[begin STORED ROWS]

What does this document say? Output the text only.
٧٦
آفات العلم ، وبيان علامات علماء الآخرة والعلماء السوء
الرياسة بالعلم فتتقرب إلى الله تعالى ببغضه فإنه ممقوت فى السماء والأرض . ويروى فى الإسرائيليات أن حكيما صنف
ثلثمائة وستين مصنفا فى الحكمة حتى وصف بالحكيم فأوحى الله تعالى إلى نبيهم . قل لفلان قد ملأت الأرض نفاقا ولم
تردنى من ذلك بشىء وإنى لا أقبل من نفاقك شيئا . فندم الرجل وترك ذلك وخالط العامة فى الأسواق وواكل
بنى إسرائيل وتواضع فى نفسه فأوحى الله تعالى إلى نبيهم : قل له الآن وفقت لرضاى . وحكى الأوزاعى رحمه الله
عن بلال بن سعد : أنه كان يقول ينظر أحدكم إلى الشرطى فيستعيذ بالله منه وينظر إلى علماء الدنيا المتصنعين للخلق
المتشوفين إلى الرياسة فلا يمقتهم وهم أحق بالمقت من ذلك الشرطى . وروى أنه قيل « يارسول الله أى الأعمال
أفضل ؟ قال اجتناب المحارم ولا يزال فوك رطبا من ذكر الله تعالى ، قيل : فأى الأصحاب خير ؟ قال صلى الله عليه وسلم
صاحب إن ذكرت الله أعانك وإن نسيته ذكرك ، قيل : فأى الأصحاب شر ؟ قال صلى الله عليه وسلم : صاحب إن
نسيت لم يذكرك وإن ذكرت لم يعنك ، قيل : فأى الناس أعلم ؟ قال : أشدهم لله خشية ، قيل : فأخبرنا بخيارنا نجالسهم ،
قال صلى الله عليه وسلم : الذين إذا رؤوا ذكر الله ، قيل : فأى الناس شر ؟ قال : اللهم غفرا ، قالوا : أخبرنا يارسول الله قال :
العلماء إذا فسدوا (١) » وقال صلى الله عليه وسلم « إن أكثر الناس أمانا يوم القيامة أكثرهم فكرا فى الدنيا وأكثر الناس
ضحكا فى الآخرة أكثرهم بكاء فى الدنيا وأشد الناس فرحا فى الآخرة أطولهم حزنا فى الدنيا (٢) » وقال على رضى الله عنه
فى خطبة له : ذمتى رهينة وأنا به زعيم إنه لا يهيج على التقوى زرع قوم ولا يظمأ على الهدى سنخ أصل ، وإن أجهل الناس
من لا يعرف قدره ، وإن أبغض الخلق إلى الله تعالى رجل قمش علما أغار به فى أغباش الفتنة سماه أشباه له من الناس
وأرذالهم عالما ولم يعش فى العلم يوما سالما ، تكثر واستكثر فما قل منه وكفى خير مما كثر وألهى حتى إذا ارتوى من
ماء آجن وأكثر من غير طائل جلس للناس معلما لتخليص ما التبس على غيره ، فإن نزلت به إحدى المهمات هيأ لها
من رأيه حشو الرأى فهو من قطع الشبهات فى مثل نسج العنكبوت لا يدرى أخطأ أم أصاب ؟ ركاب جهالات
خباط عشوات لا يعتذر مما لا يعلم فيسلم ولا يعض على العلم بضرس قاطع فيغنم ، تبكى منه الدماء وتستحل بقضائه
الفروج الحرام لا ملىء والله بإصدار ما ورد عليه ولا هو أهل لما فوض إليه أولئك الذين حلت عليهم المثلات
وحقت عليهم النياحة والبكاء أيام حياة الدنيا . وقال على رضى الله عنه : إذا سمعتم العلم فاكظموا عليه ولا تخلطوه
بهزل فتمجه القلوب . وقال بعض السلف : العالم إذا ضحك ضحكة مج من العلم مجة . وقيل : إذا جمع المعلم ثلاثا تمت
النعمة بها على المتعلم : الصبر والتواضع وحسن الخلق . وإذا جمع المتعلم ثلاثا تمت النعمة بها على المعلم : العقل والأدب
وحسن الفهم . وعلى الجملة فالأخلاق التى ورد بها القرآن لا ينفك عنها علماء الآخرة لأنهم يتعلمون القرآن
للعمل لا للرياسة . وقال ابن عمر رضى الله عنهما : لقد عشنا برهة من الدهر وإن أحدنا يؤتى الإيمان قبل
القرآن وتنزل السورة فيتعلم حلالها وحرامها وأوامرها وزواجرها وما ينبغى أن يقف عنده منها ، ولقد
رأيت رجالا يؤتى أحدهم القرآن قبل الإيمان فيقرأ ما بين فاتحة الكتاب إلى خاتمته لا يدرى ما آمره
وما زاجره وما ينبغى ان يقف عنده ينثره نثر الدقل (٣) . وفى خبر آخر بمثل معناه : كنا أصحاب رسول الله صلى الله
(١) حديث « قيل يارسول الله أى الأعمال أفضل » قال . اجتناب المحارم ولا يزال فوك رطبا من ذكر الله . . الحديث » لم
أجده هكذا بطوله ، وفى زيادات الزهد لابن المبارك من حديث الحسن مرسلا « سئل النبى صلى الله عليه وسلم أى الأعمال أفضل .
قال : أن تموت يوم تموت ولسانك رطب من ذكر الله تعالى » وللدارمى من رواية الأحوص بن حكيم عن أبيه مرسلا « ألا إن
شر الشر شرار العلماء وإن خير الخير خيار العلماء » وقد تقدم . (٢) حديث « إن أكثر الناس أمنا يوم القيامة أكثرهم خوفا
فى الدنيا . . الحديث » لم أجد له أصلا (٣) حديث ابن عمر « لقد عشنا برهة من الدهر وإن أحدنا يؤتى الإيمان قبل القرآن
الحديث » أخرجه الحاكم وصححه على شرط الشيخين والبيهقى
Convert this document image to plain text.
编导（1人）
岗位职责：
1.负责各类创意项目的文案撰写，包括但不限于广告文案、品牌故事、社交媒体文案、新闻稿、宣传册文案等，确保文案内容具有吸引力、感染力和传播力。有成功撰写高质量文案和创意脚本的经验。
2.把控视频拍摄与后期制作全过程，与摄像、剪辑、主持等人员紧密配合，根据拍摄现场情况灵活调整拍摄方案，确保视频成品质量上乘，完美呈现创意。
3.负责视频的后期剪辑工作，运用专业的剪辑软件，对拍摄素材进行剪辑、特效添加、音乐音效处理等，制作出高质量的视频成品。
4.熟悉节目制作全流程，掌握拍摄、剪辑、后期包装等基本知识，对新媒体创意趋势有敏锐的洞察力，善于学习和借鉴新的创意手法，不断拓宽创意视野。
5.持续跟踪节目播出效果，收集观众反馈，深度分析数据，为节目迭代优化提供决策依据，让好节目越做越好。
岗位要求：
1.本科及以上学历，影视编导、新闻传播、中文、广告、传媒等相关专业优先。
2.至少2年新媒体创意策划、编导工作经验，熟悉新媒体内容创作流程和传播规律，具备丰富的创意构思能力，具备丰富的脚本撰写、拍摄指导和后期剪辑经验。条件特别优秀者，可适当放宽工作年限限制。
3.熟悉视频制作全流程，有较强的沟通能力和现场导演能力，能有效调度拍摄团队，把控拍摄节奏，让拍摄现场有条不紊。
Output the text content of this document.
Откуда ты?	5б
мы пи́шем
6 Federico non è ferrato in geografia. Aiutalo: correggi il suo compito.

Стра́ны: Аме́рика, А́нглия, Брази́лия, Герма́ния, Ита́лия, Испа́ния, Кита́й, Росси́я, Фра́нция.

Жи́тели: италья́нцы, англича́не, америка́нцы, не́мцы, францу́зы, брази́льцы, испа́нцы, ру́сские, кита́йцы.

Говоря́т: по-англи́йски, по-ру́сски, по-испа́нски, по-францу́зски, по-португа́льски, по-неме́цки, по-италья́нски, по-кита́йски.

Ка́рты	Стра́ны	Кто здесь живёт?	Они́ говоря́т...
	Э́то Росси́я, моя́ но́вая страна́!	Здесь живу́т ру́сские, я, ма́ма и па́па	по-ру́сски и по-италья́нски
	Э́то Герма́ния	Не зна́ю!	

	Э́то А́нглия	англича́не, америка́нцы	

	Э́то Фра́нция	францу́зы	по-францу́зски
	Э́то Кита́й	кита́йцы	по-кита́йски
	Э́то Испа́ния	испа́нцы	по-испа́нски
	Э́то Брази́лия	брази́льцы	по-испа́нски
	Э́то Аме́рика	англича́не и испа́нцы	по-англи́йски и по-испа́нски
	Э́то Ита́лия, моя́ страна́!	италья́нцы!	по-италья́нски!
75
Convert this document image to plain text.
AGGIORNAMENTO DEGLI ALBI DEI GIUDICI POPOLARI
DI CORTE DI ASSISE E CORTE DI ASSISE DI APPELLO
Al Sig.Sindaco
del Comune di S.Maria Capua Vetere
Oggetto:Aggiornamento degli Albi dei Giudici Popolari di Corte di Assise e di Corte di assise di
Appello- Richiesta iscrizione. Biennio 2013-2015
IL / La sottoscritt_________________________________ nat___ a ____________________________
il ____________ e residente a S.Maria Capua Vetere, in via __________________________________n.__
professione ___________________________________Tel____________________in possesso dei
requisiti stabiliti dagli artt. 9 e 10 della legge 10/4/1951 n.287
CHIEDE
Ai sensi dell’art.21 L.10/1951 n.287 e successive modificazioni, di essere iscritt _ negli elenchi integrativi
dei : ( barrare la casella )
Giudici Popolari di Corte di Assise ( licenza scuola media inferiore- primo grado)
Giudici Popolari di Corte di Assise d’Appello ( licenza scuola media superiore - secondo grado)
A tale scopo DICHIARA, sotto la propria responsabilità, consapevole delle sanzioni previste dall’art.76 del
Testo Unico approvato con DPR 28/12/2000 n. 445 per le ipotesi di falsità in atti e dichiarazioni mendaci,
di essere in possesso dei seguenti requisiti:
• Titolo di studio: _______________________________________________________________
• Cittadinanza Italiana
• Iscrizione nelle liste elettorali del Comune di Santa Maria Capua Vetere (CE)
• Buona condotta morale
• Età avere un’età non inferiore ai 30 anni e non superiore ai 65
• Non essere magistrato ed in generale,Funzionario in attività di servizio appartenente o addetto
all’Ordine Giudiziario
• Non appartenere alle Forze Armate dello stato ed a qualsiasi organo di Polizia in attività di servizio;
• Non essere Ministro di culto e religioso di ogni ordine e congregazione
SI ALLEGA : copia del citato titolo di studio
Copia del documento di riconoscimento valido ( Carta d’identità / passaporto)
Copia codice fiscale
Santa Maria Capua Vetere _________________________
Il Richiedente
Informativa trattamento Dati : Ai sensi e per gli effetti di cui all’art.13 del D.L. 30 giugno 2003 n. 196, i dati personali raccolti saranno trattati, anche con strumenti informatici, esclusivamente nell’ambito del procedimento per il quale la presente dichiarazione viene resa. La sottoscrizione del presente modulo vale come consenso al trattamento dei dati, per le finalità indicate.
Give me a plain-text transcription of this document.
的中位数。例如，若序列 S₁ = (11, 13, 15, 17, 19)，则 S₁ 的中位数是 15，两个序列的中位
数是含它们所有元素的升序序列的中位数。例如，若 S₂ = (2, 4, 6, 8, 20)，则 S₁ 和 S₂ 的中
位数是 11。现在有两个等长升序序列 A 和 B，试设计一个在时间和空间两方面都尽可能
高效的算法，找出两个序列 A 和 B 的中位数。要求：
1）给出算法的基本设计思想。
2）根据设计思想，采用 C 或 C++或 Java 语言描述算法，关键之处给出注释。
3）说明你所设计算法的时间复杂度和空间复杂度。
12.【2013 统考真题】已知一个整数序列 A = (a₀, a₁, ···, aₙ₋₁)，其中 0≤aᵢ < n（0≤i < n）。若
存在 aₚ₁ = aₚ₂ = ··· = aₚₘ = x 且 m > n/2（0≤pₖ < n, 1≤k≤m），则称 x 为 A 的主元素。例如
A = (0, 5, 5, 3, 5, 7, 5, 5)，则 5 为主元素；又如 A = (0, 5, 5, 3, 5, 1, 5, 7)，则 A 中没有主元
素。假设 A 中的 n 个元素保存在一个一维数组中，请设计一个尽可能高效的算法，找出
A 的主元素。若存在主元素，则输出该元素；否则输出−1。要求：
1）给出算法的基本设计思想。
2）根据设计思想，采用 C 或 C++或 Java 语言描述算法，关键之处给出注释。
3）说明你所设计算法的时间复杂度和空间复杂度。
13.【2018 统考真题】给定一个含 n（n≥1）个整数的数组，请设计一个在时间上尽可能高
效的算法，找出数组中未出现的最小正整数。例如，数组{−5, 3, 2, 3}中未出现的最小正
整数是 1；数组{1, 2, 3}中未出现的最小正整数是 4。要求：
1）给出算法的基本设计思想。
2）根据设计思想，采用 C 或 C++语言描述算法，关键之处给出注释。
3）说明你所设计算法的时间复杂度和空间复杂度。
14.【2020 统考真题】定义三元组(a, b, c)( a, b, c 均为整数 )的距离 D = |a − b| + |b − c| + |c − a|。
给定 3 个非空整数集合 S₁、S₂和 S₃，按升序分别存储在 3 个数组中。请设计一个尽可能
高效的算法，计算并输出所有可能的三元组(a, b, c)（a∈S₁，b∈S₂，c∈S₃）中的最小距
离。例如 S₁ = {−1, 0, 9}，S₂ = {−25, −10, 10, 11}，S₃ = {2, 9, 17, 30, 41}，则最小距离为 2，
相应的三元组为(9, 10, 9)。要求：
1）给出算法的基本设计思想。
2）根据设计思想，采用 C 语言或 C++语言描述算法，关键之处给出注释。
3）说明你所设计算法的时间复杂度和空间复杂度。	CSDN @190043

[end STORED ROWS]

**TASK:** Locate the word "يدرى" in the records and collect each line it appears in.

**ANSWER:**
من رأيه حشو الرأى فهو من قطع الشبهات فى مثل نسج العنكبوت لا يدرى أخطأ أم أصاب ؟ ركاب جهالات
رأيت رجالا يؤتى أحدهم القرآن قبل الإيمان فيقرأ ما بين فاتحة الكتاب إلى خاتمته لا يدرى ما آمره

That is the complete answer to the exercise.